Problem description:
Transcribe all the entries word for word, skipping the pictures.
━━━
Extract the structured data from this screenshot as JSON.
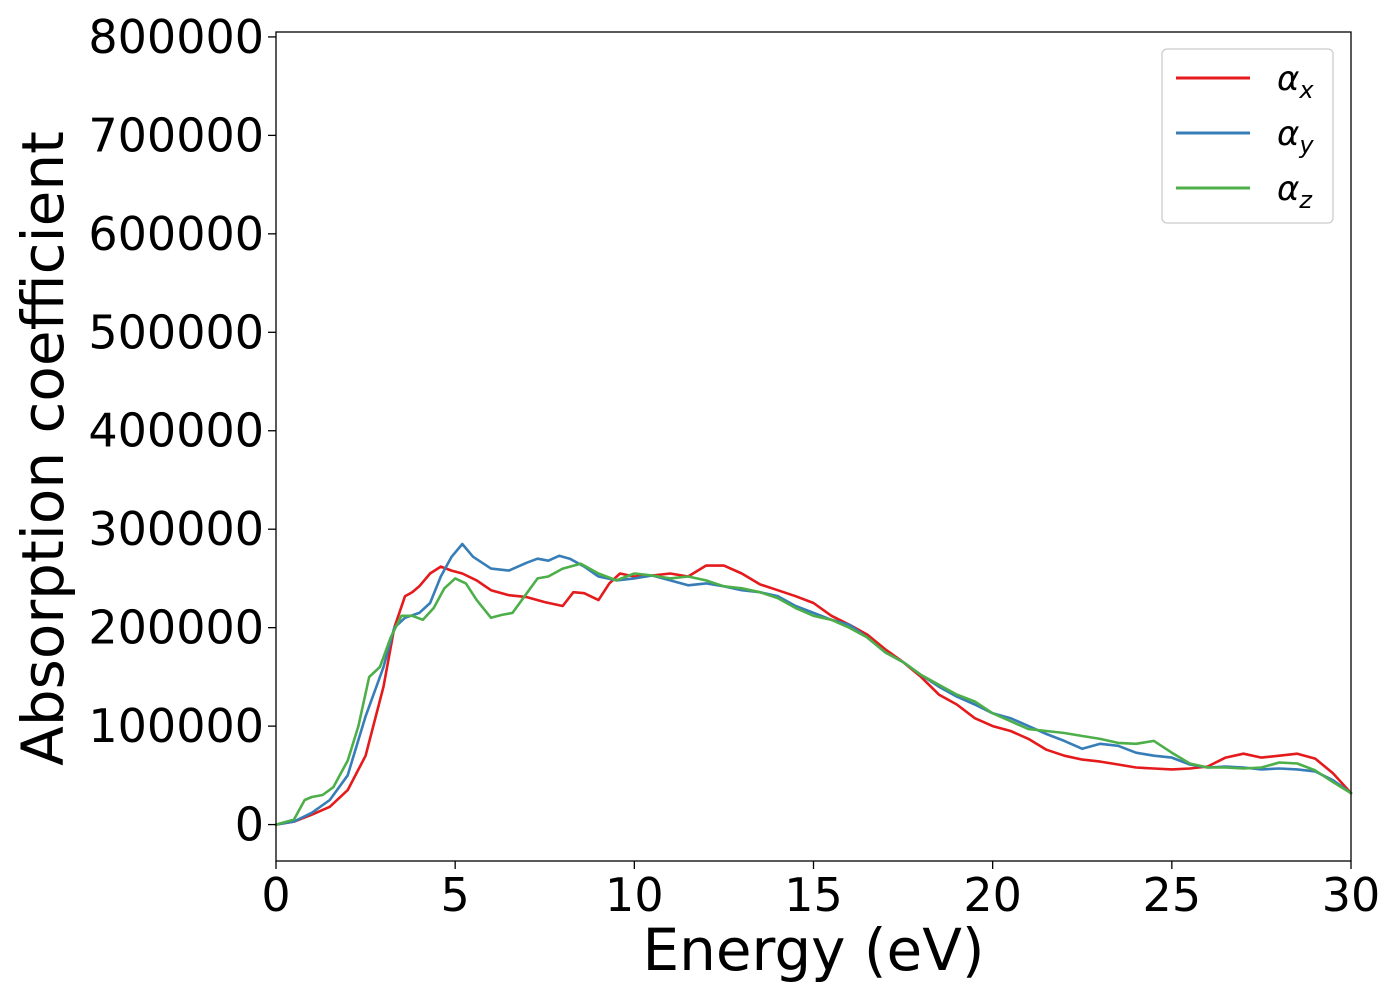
{
  "chart_data": {
    "type": "line",
    "xlabel": "Energy (eV)",
    "ylabel": "Absorption coefficient",
    "xlim": [
      0,
      30
    ],
    "ylim": [
      -37000,
      805000
    ],
    "xticks": [
      0,
      5,
      10,
      15,
      20,
      25,
      30
    ],
    "yticks": [
      0,
      100000,
      200000,
      300000,
      400000,
      500000,
      600000,
      700000,
      800000
    ],
    "grid": false,
    "legend_position": "top-right",
    "series": [
      {
        "name": "αx",
        "name_base": "α",
        "name_sub": "x",
        "color": "#e41a1c",
        "x": [
          0,
          0.5,
          1.0,
          1.5,
          2.0,
          2.5,
          3.0,
          3.3,
          3.6,
          3.8,
          4.0,
          4.3,
          4.6,
          4.9,
          5.2,
          5.6,
          6.0,
          6.5,
          7.0,
          7.5,
          8.0,
          8.3,
          8.6,
          9.0,
          9.3,
          9.6,
          10.0,
          10.5,
          11.0,
          11.5,
          12.0,
          12.5,
          13.0,
          13.5,
          14.0,
          14.5,
          15.0,
          15.5,
          16.0,
          16.5,
          17.0,
          17.5,
          18.0,
          18.5,
          19.0,
          19.5,
          20.0,
          20.5,
          21.0,
          21.5,
          22.0,
          22.5,
          23.0,
          23.5,
          24.0,
          24.5,
          25.0,
          25.5,
          26.0,
          26.5,
          27.0,
          27.5,
          28.0,
          28.5,
          29.0,
          29.5,
          30.0
        ],
        "y": [
          0,
          3000,
          10000,
          18000,
          35000,
          70000,
          140000,
          200000,
          232000,
          236000,
          242000,
          255000,
          262000,
          258000,
          255000,
          248000,
          238000,
          233000,
          231000,
          226000,
          222000,
          236000,
          235000,
          228000,
          245000,
          255000,
          252000,
          253000,
          255000,
          252000,
          263000,
          263000,
          255000,
          244000,
          238000,
          232000,
          225000,
          212000,
          203000,
          193000,
          178000,
          165000,
          150000,
          132000,
          122000,
          108000,
          100000,
          95000,
          87000,
          76000,
          70000,
          66000,
          64000,
          61000,
          58000,
          57000,
          56000,
          57000,
          59000,
          68000,
          72000,
          68000,
          70000,
          72000,
          67000,
          52000,
          32000
        ]
      },
      {
        "name": "αy",
        "name_base": "α",
        "name_sub": "y",
        "color": "#377eb8",
        "x": [
          0,
          0.5,
          1.0,
          1.5,
          2.0,
          2.5,
          3.0,
          3.3,
          3.6,
          4.0,
          4.3,
          4.6,
          4.9,
          5.2,
          5.5,
          6.0,
          6.5,
          7.0,
          7.3,
          7.6,
          7.9,
          8.2,
          8.6,
          9.0,
          9.5,
          10.0,
          10.5,
          11.0,
          11.5,
          12.0,
          12.5,
          13.0,
          13.5,
          14.0,
          14.5,
          15.0,
          15.5,
          16.0,
          16.5,
          17.0,
          17.5,
          18.0,
          18.5,
          19.0,
          19.5,
          20.0,
          20.5,
          21.0,
          21.5,
          22.0,
          22.5,
          23.0,
          23.5,
          24.0,
          24.5,
          25.0,
          25.5,
          26.0,
          26.5,
          27.0,
          27.5,
          28.0,
          28.5,
          29.0,
          29.5,
          30.0
        ],
        "y": [
          0,
          3000,
          12000,
          25000,
          50000,
          110000,
          160000,
          200000,
          210000,
          215000,
          225000,
          252000,
          272000,
          285000,
          272000,
          260000,
          258000,
          266000,
          270000,
          268000,
          273000,
          270000,
          262000,
          252000,
          248000,
          250000,
          253000,
          248000,
          243000,
          245000,
          242000,
          238000,
          236000,
          232000,
          222000,
          215000,
          208000,
          203000,
          190000,
          175000,
          165000,
          152000,
          140000,
          130000,
          122000,
          113000,
          108000,
          100000,
          92000,
          85000,
          77000,
          82000,
          80000,
          73000,
          70000,
          68000,
          61000,
          58000,
          59000,
          58000,
          56000,
          57000,
          56000,
          54000,
          45000,
          32000
        ]
      },
      {
        "name": "αz",
        "name_base": "α",
        "name_sub": "z",
        "color": "#4daf4a",
        "x": [
          0,
          0.5,
          0.8,
          1.0,
          1.3,
          1.6,
          2.0,
          2.3,
          2.6,
          2.9,
          3.2,
          3.5,
          3.8,
          4.1,
          4.4,
          4.7,
          5.0,
          5.3,
          5.6,
          6.0,
          6.3,
          6.6,
          7.0,
          7.3,
          7.6,
          8.0,
          8.5,
          9.0,
          9.5,
          10.0,
          10.5,
          11.0,
          11.5,
          12.0,
          12.5,
          13.0,
          13.5,
          14.0,
          14.5,
          15.0,
          15.5,
          16.0,
          16.5,
          17.0,
          17.5,
          18.0,
          18.5,
          19.0,
          19.5,
          20.0,
          20.5,
          21.0,
          21.5,
          22.0,
          22.5,
          23.0,
          23.5,
          24.0,
          24.5,
          25.0,
          25.5,
          26.0,
          26.5,
          27.0,
          27.5,
          28.0,
          28.5,
          29.0,
          29.5,
          30.0
        ],
        "y": [
          0,
          5000,
          25000,
          28000,
          30000,
          38000,
          65000,
          100000,
          150000,
          160000,
          190000,
          212000,
          212000,
          208000,
          220000,
          240000,
          250000,
          245000,
          228000,
          210000,
          213000,
          215000,
          235000,
          250000,
          252000,
          260000,
          265000,
          255000,
          248000,
          255000,
          253000,
          250000,
          252000,
          248000,
          242000,
          240000,
          236000,
          230000,
          220000,
          212000,
          208000,
          200000,
          190000,
          175000,
          165000,
          152000,
          142000,
          132000,
          125000,
          113000,
          105000,
          97000,
          95000,
          93000,
          90000,
          87000,
          83000,
          82000,
          85000,
          73000,
          62000,
          58000,
          58000,
          57000,
          58000,
          63000,
          62000,
          55000,
          43000,
          32000
        ]
      }
    ]
  }
}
━━━
Problem solution:
Extract the structured data from this screenshot as JSON.
{
  "chart_data": {
    "type": "line",
    "xlabel": "Energy (eV)",
    "ylabel": "Absorption coefficient",
    "xlim": [
      0,
      30
    ],
    "ylim": [
      -37000,
      805000
    ],
    "xticks": [
      0,
      5,
      10,
      15,
      20,
      25,
      30
    ],
    "yticks": [
      0,
      100000,
      200000,
      300000,
      400000,
      500000,
      600000,
      700000,
      800000
    ],
    "grid": false,
    "legend_position": "top-right",
    "series": [
      {
        "name": "αx",
        "name_base": "α",
        "name_sub": "x",
        "color": "#e41a1c",
        "x": [
          0,
          0.5,
          1.0,
          1.5,
          2.0,
          2.5,
          3.0,
          3.3,
          3.6,
          3.8,
          4.0,
          4.3,
          4.6,
          4.9,
          5.2,
          5.6,
          6.0,
          6.5,
          7.0,
          7.5,
          8.0,
          8.3,
          8.6,
          9.0,
          9.3,
          9.6,
          10.0,
          10.5,
          11.0,
          11.5,
          12.0,
          12.5,
          13.0,
          13.5,
          14.0,
          14.5,
          15.0,
          15.5,
          16.0,
          16.5,
          17.0,
          17.5,
          18.0,
          18.5,
          19.0,
          19.5,
          20.0,
          20.5,
          21.0,
          21.5,
          22.0,
          22.5,
          23.0,
          23.5,
          24.0,
          24.5,
          25.0,
          25.5,
          26.0,
          26.5,
          27.0,
          27.5,
          28.0,
          28.5,
          29.0,
          29.5,
          30.0
        ],
        "y": [
          0,
          3000,
          10000,
          18000,
          35000,
          70000,
          140000,
          200000,
          232000,
          236000,
          242000,
          255000,
          262000,
          258000,
          255000,
          248000,
          238000,
          233000,
          231000,
          226000,
          222000,
          236000,
          235000,
          228000,
          245000,
          255000,
          252000,
          253000,
          255000,
          252000,
          263000,
          263000,
          255000,
          244000,
          238000,
          232000,
          225000,
          212000,
          203000,
          193000,
          178000,
          165000,
          150000,
          132000,
          122000,
          108000,
          100000,
          95000,
          87000,
          76000,
          70000,
          66000,
          64000,
          61000,
          58000,
          57000,
          56000,
          57000,
          59000,
          68000,
          72000,
          68000,
          70000,
          72000,
          67000,
          52000,
          32000
        ]
      },
      {
        "name": "αy",
        "name_base": "α",
        "name_sub": "y",
        "color": "#377eb8",
        "x": [
          0,
          0.5,
          1.0,
          1.5,
          2.0,
          2.5,
          3.0,
          3.3,
          3.6,
          4.0,
          4.3,
          4.6,
          4.9,
          5.2,
          5.5,
          6.0,
          6.5,
          7.0,
          7.3,
          7.6,
          7.9,
          8.2,
          8.6,
          9.0,
          9.5,
          10.0,
          10.5,
          11.0,
          11.5,
          12.0,
          12.5,
          13.0,
          13.5,
          14.0,
          14.5,
          15.0,
          15.5,
          16.0,
          16.5,
          17.0,
          17.5,
          18.0,
          18.5,
          19.0,
          19.5,
          20.0,
          20.5,
          21.0,
          21.5,
          22.0,
          22.5,
          23.0,
          23.5,
          24.0,
          24.5,
          25.0,
          25.5,
          26.0,
          26.5,
          27.0,
          27.5,
          28.0,
          28.5,
          29.0,
          29.5,
          30.0
        ],
        "y": [
          0,
          3000,
          12000,
          25000,
          50000,
          110000,
          160000,
          200000,
          210000,
          215000,
          225000,
          252000,
          272000,
          285000,
          272000,
          260000,
          258000,
          266000,
          270000,
          268000,
          273000,
          270000,
          262000,
          252000,
          248000,
          250000,
          253000,
          248000,
          243000,
          245000,
          242000,
          238000,
          236000,
          232000,
          222000,
          215000,
          208000,
          203000,
          190000,
          175000,
          165000,
          152000,
          140000,
          130000,
          122000,
          113000,
          108000,
          100000,
          92000,
          85000,
          77000,
          82000,
          80000,
          73000,
          70000,
          68000,
          61000,
          58000,
          59000,
          58000,
          56000,
          57000,
          56000,
          54000,
          45000,
          32000
        ]
      },
      {
        "name": "αz",
        "name_base": "α",
        "name_sub": "z",
        "color": "#4daf4a",
        "x": [
          0,
          0.5,
          0.8,
          1.0,
          1.3,
          1.6,
          2.0,
          2.3,
          2.6,
          2.9,
          3.2,
          3.5,
          3.8,
          4.1,
          4.4,
          4.7,
          5.0,
          5.3,
          5.6,
          6.0,
          6.3,
          6.6,
          7.0,
          7.3,
          7.6,
          8.0,
          8.5,
          9.0,
          9.5,
          10.0,
          10.5,
          11.0,
          11.5,
          12.0,
          12.5,
          13.0,
          13.5,
          14.0,
          14.5,
          15.0,
          15.5,
          16.0,
          16.5,
          17.0,
          17.5,
          18.0,
          18.5,
          19.0,
          19.5,
          20.0,
          20.5,
          21.0,
          21.5,
          22.0,
          22.5,
          23.0,
          23.5,
          24.0,
          24.5,
          25.0,
          25.5,
          26.0,
          26.5,
          27.0,
          27.5,
          28.0,
          28.5,
          29.0,
          29.5,
          30.0
        ],
        "y": [
          0,
          5000,
          25000,
          28000,
          30000,
          38000,
          65000,
          100000,
          150000,
          160000,
          190000,
          212000,
          212000,
          208000,
          220000,
          240000,
          250000,
          245000,
          228000,
          210000,
          213000,
          215000,
          235000,
          250000,
          252000,
          260000,
          265000,
          255000,
          248000,
          255000,
          253000,
          250000,
          252000,
          248000,
          242000,
          240000,
          236000,
          230000,
          220000,
          212000,
          208000,
          200000,
          190000,
          175000,
          165000,
          152000,
          142000,
          132000,
          125000,
          113000,
          105000,
          97000,
          95000,
          93000,
          90000,
          87000,
          83000,
          82000,
          85000,
          73000,
          62000,
          58000,
          58000,
          57000,
          58000,
          63000,
          62000,
          55000,
          43000,
          32000
        ]
      }
    ]
  }
}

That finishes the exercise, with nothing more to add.